# Extracted text
[Start]

# Kelly KLS-80801/IPS programming help



## Passedyouby (Dec 5, 2020)

Good morning! 

I am working on programing my kelly controller to my ME1616 and have a few issues. 

I was able to do the initial setup and the motor runs great, but am struggling to find a breakdown of what each setting in the software does. Everything is just an acronym and I'm worried about making the wrong changes.

Example- there is an adjustment that says max battery. The default is 50. Is this a 50amp peak draw? 50A continuous? 50% of some other number in a different box? Idk!

More or less. Does anyone have a programing acronym cheat sheet or something along those lines? Maybe a suggestion of key things they have adjusted on their controllers, etc.

Thanks all!


----------



## _GonZo_ (Mar 23, 2009)

I made some videos about how to program Kelly KLS controllers, Hope they help you.
If not, just ask about where are you struggling...
You can find them here:


----------



## Passedyouby (Dec 5, 2020)

_GonZo_ said:


> I made some videos about how to program Kelly KLS controllers, Hope they help you.
> If not just ask about where are you struggling...
> You can find them here:


You are awesome!! THANK YOU! I have the bluetooth module only, not the laptop connection, but this is exactly that I needed. Watching part 2 right now


----------



## _GonZo_ (Mar 23, 2009)

The connection Bluetooth or USB to the controller does not really matter because the programming is the same.


----------



## Dcoxryton (Dec 29, 2010)

Passedyouby said:


> Good morning!
> 
> I am working on programing my kelly controller to my ME1616 and have a few issues.
> 
> ...

[End]

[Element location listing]
[Start]

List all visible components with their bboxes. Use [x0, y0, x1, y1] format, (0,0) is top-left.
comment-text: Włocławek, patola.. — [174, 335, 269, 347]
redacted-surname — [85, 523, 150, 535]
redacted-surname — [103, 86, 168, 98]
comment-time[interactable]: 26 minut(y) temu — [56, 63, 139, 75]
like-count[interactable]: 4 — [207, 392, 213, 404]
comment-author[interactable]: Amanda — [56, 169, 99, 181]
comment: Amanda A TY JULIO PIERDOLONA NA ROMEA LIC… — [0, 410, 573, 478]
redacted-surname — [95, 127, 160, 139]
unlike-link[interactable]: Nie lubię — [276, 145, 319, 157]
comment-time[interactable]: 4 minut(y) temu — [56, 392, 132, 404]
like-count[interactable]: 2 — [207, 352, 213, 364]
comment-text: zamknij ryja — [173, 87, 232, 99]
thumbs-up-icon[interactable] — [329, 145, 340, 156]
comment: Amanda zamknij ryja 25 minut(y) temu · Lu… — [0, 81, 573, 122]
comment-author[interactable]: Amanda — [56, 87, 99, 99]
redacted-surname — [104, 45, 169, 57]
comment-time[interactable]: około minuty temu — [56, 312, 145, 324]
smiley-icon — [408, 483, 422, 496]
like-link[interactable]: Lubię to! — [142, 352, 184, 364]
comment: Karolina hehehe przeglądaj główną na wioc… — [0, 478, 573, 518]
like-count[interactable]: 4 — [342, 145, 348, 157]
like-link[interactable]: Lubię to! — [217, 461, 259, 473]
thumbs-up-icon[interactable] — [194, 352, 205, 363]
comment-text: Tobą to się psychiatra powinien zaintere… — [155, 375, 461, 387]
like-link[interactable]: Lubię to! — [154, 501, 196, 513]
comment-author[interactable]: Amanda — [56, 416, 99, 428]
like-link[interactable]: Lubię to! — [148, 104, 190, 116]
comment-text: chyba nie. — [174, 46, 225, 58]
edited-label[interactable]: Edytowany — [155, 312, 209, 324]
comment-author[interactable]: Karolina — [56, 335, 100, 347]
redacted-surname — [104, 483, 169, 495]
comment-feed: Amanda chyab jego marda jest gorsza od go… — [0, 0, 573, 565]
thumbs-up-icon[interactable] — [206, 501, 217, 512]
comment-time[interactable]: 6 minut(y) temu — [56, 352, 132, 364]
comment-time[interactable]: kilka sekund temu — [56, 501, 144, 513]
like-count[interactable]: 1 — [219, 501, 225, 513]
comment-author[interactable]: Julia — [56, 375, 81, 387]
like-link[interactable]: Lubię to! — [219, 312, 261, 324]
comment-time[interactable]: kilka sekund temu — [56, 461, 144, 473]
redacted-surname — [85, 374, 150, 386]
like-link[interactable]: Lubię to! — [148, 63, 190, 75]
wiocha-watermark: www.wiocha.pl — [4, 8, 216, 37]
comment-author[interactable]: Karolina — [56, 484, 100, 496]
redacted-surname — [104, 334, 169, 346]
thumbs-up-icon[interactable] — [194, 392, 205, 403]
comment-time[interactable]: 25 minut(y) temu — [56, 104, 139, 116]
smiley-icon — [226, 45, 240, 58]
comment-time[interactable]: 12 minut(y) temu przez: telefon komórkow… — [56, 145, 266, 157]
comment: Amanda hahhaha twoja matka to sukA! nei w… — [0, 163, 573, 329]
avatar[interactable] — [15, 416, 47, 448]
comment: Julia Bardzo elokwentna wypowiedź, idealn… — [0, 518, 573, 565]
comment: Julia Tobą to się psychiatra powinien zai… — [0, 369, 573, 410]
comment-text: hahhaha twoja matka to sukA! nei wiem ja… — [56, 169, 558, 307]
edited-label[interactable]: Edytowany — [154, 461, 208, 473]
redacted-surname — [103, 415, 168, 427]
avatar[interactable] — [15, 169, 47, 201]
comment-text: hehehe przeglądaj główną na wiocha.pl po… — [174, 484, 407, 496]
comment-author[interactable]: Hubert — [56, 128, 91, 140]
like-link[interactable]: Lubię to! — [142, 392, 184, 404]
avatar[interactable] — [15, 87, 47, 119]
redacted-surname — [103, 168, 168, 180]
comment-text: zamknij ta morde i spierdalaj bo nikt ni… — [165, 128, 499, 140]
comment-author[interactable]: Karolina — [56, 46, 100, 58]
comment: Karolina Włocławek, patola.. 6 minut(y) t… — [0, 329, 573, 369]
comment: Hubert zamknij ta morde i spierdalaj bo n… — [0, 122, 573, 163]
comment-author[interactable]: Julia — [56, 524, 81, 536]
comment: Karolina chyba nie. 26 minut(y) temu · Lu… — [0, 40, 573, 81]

[End]

# Written exercise 1
Return the part of the listing that opens with its first line and closes with the line containing "thumbs-up-icon[interactable] — [329, 145, 340, 156]", both ends included, copied line for line without changes.
# Written exercise 2
Extend the forum thread about programming the Kelly controller, picking up after its last line.
The forum thread and the listing were taken from unrelated sources.

# Reply 1
List all visible components with their bboxes. Use [x0, y0, x1, y1] format, (0,0) is top-left.
comment-text: Włocławek, patola.. — [174, 335, 269, 347]
redacted-surname — [85, 523, 150, 535]
redacted-surname — [103, 86, 168, 98]
comment-time[interactable]: 26 minut(y) temu — [56, 63, 139, 75]
like-count[interactable]: 4 — [207, 392, 213, 404]
comment-author[interactable]: Amanda — [56, 169, 99, 181]
comment: Amanda A TY JULIO PIERDOLONA NA ROMEA LIC… — [0, 410, 573, 478]
redacted-surname — [95, 127, 160, 139]
unlike-link[interactable]: Nie lubię — [276, 145, 319, 157]
comment-time[interactable]: 4 minut(y) temu — [56, 392, 132, 404]
like-count[interactable]: 2 — [207, 352, 213, 364]
comment-text: zamknij ryja — [173, 87, 232, 99]
thumbs-up-icon[interactable] — [329, 145, 340, 156]

# Reply 2
Hi Passedyouby

I am using the Kelly KLS 72701 8080ips and a ME1302. Your motor might have different motor parameters.
I'm using this on a dirt bike. A lot of emails back and forth with Fany at Kelly support.
Gonzo's first video is a real good start. I don't know how to best get all my info to you in the easiest fashion. I'll include my most current settings. And the Map chart
At these settings I have one main issue still, it appears to Overcurrent when I go full throttle at a very low rpm. It is worse when I use Map 80, and only occasionally when I use Map 50.
If you have any detailed questions just ask.













































Hope to be able help.
Don


----------



## _GonZo_ (Mar 23, 2009)

Dcoxryton said:


> it appears to Overcurrent when I go full throttle at a very low rpm. It is worse when I use Map 80, and only occasionally when I use Map 50


That value is in order to create what is usually called a "throttle curve" it varies how much power the motor will deliver in relation with the throttle position.
You can have a linear "curve" when it is at 50, exponential when it is over 50 and logarithmic when it is under 50.
It is up to your likes, your vehicle characteristics, motor power, motor characteristics, etc. to set it up one way to another.
I usually set it up an exponential curve, in order to have more control in low/medium speeds. Unless it is a low powered vehicle that then a logarithmic curve is usually better. And sometimes depending in throttle, motor and other characteristics it can be very different than this.
Start driving with a linear curve and test one and the other way and leave it where you feel more confortable.

I do not understand what you mean when you say "it appears Overcurrent", you mean at the controller?
If so, that means that the motor is asking for more current that the controller is set up to give. Nothing to worry, the controller is limiting the current in order to avoid motor damage.


----------



## Passedyouby (Dec 5, 2020)

Dcoxryton said:


> Hi Passedyouby
> 
> I am using the Kelly KLS 72701 8080ips and a ME1302. Your motor might have different motor parameters.
> I'm using this on a dirt bike. A lot of emails back and forth with Fany at Kelly support.
> ...


Thank you very much Don! This is wonderful as well.

Been in a standstill on programming as I had a few mechanical "hiccups" but should have those resolved and back to software questions tonight


----------



## Passedyouby (Dec 5, 2020)

Quick question-

On one image I see motor current 80, and on another image I see normal current percent, 100%. Can you explain the differences here?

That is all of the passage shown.